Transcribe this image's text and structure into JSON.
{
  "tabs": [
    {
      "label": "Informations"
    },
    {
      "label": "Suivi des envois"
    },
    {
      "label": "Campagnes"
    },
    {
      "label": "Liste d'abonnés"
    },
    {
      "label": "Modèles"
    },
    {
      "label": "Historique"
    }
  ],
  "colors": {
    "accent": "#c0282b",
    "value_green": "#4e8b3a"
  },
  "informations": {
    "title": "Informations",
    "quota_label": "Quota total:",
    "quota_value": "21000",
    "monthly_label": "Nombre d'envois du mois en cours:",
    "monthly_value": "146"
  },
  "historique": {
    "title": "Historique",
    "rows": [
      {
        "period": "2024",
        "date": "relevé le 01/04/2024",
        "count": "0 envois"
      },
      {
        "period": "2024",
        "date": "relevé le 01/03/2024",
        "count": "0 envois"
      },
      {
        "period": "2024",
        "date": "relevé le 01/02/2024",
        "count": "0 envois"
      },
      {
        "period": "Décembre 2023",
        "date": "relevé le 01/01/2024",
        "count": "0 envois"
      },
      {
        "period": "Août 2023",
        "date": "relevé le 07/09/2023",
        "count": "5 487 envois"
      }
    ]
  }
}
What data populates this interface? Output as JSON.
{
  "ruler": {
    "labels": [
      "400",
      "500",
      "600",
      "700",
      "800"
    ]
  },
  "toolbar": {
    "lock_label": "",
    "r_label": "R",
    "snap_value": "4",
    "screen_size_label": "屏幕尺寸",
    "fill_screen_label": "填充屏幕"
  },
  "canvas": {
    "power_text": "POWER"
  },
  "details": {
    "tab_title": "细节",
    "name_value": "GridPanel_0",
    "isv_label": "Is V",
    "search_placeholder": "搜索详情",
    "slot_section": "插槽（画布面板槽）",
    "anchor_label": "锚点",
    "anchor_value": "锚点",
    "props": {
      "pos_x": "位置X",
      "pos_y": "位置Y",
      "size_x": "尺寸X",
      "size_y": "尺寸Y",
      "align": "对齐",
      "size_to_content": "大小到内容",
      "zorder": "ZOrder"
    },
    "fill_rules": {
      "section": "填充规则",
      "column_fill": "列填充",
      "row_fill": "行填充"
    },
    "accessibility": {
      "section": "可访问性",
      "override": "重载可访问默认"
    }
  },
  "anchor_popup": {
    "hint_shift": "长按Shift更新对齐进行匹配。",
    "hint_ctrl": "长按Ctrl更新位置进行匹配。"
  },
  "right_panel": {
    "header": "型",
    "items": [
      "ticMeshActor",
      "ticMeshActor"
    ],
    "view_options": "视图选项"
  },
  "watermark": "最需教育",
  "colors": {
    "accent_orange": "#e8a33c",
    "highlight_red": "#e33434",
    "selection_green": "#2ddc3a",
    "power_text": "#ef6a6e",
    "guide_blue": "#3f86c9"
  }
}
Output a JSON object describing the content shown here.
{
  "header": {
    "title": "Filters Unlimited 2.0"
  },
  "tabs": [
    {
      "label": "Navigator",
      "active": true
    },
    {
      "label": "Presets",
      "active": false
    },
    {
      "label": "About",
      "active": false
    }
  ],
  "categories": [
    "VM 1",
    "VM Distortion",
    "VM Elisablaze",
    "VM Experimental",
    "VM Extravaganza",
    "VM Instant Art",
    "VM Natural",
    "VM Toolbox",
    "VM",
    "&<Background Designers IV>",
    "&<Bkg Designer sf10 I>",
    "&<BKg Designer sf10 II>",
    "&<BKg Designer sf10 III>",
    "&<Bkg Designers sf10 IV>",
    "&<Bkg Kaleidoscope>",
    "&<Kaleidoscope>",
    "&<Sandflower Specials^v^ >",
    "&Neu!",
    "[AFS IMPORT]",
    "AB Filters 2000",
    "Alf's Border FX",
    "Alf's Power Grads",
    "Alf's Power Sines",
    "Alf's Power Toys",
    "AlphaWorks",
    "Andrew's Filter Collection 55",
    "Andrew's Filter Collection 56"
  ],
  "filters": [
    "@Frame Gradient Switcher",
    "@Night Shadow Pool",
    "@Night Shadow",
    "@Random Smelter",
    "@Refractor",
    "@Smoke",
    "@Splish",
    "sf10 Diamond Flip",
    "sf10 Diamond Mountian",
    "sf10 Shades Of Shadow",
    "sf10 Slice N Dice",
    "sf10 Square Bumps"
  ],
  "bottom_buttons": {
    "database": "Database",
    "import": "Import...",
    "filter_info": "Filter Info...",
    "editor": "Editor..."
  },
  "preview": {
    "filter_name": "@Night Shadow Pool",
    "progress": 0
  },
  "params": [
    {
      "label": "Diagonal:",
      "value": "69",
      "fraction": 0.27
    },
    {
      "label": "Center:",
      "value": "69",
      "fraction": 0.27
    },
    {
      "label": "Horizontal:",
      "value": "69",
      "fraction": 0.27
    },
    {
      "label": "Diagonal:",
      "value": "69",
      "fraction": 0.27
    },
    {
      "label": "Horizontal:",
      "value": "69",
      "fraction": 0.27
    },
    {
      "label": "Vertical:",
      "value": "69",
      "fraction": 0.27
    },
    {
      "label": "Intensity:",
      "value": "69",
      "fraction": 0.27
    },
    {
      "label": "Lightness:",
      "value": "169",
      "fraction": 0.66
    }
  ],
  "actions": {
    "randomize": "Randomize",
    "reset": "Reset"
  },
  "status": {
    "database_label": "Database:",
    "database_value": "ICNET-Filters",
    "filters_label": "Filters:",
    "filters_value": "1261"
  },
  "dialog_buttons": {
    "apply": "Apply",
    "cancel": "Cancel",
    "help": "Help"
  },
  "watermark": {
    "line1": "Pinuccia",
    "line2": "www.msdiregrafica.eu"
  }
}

______

*What you have to do*
From the listing above, extract every line exactly as it stands.

*Finished task*
Transcribe this image's text and structure into JSON.
{
  "tabs": [
    {
      "label": "Informations"
    },
    {
      "label": "Suivi des envois"
    },
    {
      "label": "Campagnes"
    },
    {
      "label": "Liste d'abonnés"
    },
    {
      "label": "Modèles"
    },
    {
      "label": "Historique"
    }
  ],
  "colors": {
    "accent": "#c0282b",
    "value_green": "#4e8b3a"
  },
  "informations": {
    "title": "Informations",
    "quota_label": "Quota total:",
    "quota_value": "21000",
    "monthly_label": "Nombre d'envois du mois en cours:",
    "monthly_value": "146"
  },
  "historique": {
    "title": "Historique",
    "rows": [
      {
        "period": "2024",
        "date": "relevé le 01/04/2024",
        "count": "0 envois"
      },
      {
        "period": "2024",
        "date": "relevé le 01/03/2024",
        "count": "0 envois"
      },
      {
        "period": "2024",
        "date": "relevé le 01/02/2024",
        "count": "0 envois"
      },
      {
        "period": "Décembre 2023",
        "date": "relevé le 01/01/2024",
        "count": "0 envois"
      },
      {
        "period": "Août 2023",
        "date": "relevé le 07/09/2023",
        "count": "5 487 envois"
      }
    ]
  }
}
What data populates this interface? Output as JSON.
{
  "ruler": {
    "labels": [
      "400",
      "500",
      "600",
      "700",
      "800"
    ]
  },
  "toolbar": {
    "lock_label": "",
    "r_label": "R",
    "snap_value": "4",
    "screen_size_label": "屏幕尺寸",
    "fill_screen_label": "填充屏幕"
  },
  "canvas": {
    "power_text": "POWER"
  },
  "details": {
    "tab_title": "细节",
    "name_value": "GridPanel_0",
    "isv_label": "Is V",
    "search_placeholder": "搜索详情",
    "slot_section": "插槽（画布面板槽）",
    "anchor_label": "锚点",
    "anchor_value": "锚点",
    "props": {
      "pos_x": "位置X",
      "pos_y": "位置Y",
      "size_x": "尺寸X",
      "size_y": "尺寸Y",
      "align": "对齐",
      "size_to_content": "大小到内容",
      "zorder": "ZOrder"
    },
    "fill_rules": {
      "section": "填充规则",
      "column_fill": "列填充",
      "row_fill": "行填充"
    },
    "accessibility": {
      "section": "可访问性",
      "override": "重载可访问默认"
    }
  },
  "anchor_popup": {
    "hint_shift": "长按Shift更新对齐进行匹配。",
    "hint_ctrl": "长按Ctrl更新位置进行匹配。"
  },
  "right_panel": {
    "header": "型",
    "items": [
      "ticMeshActor",
      "ticMeshActor"
    ],
    "view_options": "视图选项"
  },
  "watermark": "最需教育",
  "colors": {
    "accent_orange": "#e8a33c",
    "highlight_red": "#e33434",
    "selection_green": "#2ddc3a",
    "power_text": "#ef6a6e",
    "guide_blue": "#3f86c9"
  }
}
Output a JSON object describing the content shown here.
{
  "header": {
    "title": "Filters Unlimited 2.0"
  },
  "tabs": [
    {
      "label": "Navigator",
      "active": true
    },
    {
      "label": "Presets",
      "active": false
    },
    {
      "label": "About",
      "active": false
    }
  ],
  "categories": [
    "VM 1",
    "VM Distortion",
    "VM Elisablaze",
    "VM Experimental",
    "VM Extravaganza",
    "VM Instant Art",
    "VM Natural",
    "VM Toolbox",
    "VM",
    "&<Background Designers IV>",
    "&<Bkg Designer sf10 I>",
    "&<BKg Designer sf10 II>",
    "&<BKg Designer sf10 III>",
    "&<Bkg Designers sf10 IV>",
    "&<Bkg Kaleidoscope>",
    "&<Kaleidoscope>",
    "&<Sandflower Specials^v^ >",
    "&Neu!",
    "[AFS IMPORT]",
    "AB Filters 2000",
    "Alf's Border FX",
    "Alf's Power Grads",
    "Alf's Power Sines",
    "Alf's Power Toys",
    "AlphaWorks",
    "Andrew's Filter Collection 55",
    "Andrew's Filter Collection 56"
  ],
  "filters": [
    "@Frame Gradient Switcher",
    "@Night Shadow Pool",
    "@Night Shadow",
    "@Random Smelter",
    "@Refractor",
    "@Smoke",
    "@Splish",
    "sf10 Diamond Flip",
    "sf10 Diamond Mountian",
    "sf10 Shades Of Shadow",
    "sf10 Slice N Dice",
    "sf10 Square Bumps"
  ],
  "bottom_buttons": {
    "database": "Database",
    "import": "Import...",
    "filter_info": "Filter Info...",
    "editor": "Editor..."
  },
  "preview": {
    "filter_name": "@Night Shadow Pool",
    "progress": 0
  },
  "params": [
    {
      "label": "Diagonal:",
      "value": "69",
      "fraction": 0.27
    },
    {
      "label": "Center:",
      "value": "69",
      "fraction": 0.27
    },
    {
      "label": "Horizontal:",
      "value": "69",
      "fraction": 0.27
    },
    {
      "label": "Diagonal:",
      "value": "69",
      "fraction": 0.27
    },
    {
      "label": "Horizontal:",
      "value": "69",
      "fraction": 0.27
    },
    {
      "label": "Vertical:",
      "value": "69",
      "fraction": 0.27
    },
    {
      "label": "Intensity:",
      "value": "69",
      "fraction": 0.27
    },
    {
      "label": "Lightness:",
      "value": "169",
      "fraction": 0.66
    }
  ],
  "actions": {
    "randomize": "Randomize",
    "reset": "Reset"
  },
  "status": {
    "database_label": "Database:",
    "database_value": "ICNET-Filters",
    "filters_label": "Filters:",
    "filters_value": "1261"
  },
  "dialog_buttons": {
    "apply": "Apply",
    "cancel": "Cancel",
    "help": "Help"
  },
  "watermark": {
    "line1": "Pinuccia",
    "line2": "www.msdiregrafica.eu"
  }
}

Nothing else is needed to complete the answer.